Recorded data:
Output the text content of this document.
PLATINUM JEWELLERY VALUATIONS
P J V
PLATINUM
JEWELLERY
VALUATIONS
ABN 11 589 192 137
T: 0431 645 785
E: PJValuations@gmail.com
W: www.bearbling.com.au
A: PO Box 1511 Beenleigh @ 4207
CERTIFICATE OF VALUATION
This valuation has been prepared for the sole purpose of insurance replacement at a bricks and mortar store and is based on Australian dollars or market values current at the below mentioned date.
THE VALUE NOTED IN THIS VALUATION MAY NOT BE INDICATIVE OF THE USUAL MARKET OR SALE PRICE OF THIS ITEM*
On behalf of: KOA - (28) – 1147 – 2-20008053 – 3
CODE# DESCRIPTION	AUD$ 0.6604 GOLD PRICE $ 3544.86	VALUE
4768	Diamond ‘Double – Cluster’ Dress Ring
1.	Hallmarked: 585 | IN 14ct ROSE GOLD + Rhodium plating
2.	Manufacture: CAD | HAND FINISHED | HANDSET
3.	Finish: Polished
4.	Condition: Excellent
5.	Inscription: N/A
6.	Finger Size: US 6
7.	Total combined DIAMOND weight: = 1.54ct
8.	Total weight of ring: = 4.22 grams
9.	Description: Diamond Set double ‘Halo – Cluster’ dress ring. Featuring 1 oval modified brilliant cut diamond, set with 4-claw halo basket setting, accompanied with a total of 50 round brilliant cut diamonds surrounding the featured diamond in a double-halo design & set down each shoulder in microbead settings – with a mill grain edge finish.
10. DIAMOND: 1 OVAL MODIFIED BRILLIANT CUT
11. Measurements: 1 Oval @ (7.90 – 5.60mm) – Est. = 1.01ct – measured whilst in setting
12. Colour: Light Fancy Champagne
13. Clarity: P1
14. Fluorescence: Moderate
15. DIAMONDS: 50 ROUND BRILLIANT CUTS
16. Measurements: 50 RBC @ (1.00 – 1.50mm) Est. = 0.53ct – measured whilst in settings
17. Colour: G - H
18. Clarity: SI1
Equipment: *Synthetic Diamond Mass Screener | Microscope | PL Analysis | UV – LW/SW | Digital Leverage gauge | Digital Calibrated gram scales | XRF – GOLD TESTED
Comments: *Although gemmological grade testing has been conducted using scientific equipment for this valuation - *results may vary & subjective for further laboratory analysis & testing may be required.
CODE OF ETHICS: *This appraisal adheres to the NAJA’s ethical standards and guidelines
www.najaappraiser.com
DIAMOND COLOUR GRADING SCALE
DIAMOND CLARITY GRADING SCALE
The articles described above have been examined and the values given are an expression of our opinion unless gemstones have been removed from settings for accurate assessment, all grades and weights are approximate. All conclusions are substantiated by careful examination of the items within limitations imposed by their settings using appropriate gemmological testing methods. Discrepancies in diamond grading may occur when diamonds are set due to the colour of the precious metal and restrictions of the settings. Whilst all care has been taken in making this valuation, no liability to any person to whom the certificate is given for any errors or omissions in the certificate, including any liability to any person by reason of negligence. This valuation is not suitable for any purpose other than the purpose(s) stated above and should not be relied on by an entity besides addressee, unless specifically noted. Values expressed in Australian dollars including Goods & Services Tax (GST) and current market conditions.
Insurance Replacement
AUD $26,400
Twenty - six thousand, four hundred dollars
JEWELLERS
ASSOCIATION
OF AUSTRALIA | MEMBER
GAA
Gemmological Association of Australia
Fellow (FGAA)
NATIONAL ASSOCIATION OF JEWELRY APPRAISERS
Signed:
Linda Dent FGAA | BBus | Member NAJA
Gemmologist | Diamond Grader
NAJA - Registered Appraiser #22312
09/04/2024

EXERCISE BRIEF: Gather each line of the records holding the string "measured".

TASK OUTPUT:
11. Measurements: 1 Oval @ (7.90 – 5.60mm) – Est. = 1.01ct – measured whilst in setting
16. Measurements: 50 RBC @ (1.00 – 1.50mm) Est. = 0.53ct – measured whilst in settings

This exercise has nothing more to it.